### Given records

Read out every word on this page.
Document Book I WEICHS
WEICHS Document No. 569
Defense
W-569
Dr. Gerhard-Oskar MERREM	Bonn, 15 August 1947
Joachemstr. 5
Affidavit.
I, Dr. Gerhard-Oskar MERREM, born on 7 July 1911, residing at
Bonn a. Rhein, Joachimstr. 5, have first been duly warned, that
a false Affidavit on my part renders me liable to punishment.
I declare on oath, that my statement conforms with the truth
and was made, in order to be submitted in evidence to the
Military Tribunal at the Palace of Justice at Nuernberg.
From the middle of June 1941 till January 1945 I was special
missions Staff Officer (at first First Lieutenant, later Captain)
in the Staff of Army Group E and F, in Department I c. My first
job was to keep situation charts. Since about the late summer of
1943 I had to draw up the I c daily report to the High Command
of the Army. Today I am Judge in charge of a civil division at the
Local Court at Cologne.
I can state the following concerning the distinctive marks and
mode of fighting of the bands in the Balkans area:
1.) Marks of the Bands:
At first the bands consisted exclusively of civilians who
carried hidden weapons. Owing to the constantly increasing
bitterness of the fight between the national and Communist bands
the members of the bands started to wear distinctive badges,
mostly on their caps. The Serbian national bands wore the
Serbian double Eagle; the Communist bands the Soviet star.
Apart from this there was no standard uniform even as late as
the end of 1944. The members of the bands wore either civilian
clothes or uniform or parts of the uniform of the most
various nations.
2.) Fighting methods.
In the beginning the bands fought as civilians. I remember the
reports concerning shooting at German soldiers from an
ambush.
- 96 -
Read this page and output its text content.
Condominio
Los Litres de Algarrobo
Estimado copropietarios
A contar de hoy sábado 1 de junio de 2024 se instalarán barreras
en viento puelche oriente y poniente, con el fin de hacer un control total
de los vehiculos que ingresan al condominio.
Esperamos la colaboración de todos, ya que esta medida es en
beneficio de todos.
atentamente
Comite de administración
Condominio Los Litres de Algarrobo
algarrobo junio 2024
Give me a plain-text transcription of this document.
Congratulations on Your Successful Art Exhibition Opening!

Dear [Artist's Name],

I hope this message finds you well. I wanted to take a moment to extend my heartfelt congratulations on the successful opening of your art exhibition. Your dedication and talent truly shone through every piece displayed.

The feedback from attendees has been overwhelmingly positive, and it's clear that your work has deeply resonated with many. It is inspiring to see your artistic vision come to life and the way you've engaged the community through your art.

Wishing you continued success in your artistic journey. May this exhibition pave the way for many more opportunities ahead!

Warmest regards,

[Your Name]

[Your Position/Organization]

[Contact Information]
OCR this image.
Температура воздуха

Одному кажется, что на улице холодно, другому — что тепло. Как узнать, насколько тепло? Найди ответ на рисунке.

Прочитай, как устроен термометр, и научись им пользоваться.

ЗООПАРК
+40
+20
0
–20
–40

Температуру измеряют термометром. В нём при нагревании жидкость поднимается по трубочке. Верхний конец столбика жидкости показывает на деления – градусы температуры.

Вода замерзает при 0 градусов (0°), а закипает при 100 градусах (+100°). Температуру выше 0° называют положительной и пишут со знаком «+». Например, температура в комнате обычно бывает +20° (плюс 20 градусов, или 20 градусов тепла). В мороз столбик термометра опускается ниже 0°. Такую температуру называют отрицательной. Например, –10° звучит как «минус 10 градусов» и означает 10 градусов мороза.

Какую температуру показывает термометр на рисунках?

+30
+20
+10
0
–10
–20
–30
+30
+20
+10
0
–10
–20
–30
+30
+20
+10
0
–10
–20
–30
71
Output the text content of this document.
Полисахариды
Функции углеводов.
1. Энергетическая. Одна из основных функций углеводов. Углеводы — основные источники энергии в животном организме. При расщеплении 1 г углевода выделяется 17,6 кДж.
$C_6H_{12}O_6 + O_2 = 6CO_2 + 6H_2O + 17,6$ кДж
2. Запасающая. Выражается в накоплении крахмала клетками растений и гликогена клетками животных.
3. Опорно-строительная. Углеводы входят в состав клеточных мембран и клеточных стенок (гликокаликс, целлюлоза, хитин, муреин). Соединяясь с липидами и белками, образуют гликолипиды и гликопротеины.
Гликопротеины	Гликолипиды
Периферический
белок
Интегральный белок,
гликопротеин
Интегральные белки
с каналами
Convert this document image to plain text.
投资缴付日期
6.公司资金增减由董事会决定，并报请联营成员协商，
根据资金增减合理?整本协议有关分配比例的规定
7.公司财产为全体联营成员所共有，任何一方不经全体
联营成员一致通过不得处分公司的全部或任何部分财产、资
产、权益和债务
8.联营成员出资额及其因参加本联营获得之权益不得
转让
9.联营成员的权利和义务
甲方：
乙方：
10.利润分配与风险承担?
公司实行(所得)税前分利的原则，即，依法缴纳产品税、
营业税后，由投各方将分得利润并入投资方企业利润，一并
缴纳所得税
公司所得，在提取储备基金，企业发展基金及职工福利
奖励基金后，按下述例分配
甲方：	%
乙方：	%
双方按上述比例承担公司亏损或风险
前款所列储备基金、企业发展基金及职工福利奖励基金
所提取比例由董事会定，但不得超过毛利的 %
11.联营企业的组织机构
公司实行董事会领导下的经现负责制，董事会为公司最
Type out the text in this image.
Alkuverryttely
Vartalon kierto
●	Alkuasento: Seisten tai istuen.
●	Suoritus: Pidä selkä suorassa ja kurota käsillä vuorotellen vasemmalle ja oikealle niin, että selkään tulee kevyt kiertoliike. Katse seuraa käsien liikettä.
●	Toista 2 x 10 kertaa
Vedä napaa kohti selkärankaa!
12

### Task instructions
Repeat only the stretch of lines that opens with the line containing "Type out the text in this image." and closes with the final line of the entries, both included, exactly as written.

### Exercise response
Type out the text in this image.
Alkuverryttely
Vartalon kierto
●	Alkuasento: Seisten tai istuen.
●	Suoritus: Pidä selkä suorassa ja kurota käsillä vuorotellen vasemmalle ja oikealle niin, että selkään tulee kevyt kiertoliike. Katse seuraa käsien liikettä.
●	Toista 2 x 10 kertaa
Vedä napaa kohti selkärankaa!
12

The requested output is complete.